<<<<
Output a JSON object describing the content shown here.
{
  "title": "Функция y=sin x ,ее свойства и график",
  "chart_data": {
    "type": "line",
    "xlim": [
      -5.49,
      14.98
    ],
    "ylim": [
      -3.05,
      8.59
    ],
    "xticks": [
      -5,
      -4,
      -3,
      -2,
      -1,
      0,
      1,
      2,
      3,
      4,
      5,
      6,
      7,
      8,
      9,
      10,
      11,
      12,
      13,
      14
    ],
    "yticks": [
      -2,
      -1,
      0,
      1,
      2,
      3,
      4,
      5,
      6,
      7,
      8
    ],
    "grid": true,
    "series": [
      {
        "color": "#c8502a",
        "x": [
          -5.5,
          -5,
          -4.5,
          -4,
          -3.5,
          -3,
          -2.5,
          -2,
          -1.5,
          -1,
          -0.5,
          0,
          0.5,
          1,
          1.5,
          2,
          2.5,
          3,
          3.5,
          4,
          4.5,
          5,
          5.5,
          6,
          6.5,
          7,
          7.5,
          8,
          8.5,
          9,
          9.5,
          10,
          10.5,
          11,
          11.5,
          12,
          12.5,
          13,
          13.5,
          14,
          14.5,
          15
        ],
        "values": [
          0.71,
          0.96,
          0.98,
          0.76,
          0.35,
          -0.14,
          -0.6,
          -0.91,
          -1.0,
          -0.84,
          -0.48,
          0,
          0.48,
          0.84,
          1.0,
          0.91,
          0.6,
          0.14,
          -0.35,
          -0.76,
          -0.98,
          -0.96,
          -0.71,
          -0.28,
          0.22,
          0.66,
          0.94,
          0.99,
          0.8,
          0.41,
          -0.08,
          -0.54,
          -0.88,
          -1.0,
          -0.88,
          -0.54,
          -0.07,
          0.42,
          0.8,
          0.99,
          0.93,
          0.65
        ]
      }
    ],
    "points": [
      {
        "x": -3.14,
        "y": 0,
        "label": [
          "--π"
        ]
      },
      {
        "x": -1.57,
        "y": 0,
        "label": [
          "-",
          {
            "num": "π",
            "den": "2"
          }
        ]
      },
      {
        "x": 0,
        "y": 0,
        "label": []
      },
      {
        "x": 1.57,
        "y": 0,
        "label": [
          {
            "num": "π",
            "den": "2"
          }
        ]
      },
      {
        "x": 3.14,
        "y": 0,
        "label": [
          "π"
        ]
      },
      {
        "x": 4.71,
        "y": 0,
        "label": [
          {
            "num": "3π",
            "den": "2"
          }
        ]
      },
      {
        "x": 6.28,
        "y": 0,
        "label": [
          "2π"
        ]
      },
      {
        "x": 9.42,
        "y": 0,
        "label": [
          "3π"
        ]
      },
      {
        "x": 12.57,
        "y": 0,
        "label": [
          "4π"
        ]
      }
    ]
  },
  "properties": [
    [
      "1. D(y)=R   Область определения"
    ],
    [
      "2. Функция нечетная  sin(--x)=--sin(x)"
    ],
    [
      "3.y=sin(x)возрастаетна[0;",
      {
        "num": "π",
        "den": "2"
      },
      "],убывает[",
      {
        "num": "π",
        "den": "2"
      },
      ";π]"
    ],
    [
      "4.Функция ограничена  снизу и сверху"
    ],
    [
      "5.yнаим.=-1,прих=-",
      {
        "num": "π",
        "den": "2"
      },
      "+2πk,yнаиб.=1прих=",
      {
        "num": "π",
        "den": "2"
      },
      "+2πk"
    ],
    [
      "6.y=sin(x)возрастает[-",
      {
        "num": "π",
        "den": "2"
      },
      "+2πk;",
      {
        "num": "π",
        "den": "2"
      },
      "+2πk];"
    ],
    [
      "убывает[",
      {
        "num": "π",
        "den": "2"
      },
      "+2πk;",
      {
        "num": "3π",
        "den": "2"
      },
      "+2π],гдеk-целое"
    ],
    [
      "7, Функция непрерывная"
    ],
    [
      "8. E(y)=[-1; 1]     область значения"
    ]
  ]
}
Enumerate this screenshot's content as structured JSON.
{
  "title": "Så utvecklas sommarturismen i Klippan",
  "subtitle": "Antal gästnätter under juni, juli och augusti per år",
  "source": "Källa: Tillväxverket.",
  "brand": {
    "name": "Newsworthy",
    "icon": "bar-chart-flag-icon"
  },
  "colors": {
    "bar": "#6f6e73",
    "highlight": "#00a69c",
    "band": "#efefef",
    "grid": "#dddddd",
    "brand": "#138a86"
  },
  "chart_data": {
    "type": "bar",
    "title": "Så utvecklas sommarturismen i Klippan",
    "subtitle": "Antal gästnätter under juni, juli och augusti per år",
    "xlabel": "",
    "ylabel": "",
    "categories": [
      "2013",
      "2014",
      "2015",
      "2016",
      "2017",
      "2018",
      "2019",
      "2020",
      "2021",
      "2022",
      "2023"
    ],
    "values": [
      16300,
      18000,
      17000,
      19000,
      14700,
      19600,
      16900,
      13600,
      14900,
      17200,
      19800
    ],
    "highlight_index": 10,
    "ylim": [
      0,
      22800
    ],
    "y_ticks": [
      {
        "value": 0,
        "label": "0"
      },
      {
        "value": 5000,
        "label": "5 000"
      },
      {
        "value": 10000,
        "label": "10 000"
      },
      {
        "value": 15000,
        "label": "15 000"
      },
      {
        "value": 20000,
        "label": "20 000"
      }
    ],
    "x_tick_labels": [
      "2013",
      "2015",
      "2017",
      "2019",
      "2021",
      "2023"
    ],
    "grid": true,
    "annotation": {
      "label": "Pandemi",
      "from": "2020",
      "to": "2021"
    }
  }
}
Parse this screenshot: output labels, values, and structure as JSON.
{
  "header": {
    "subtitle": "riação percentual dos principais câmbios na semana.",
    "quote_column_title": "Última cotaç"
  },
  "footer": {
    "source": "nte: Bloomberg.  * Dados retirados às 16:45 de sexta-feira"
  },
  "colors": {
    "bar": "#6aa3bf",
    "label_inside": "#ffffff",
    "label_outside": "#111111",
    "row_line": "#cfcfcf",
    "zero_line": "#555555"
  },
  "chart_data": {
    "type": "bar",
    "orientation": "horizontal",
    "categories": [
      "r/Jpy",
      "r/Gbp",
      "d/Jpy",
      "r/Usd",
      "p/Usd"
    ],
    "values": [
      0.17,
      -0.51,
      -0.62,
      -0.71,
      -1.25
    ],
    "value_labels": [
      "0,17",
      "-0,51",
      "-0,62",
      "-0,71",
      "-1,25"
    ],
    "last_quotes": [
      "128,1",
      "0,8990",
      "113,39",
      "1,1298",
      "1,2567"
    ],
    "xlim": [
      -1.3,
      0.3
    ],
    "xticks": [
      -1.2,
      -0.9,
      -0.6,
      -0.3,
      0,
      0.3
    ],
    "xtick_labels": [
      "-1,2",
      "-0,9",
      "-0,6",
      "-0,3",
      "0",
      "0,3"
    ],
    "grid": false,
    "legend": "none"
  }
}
>>>>
• _Request_: Count every line in the listing above that holds "grid", then report only the count.

• _Full solution_: 4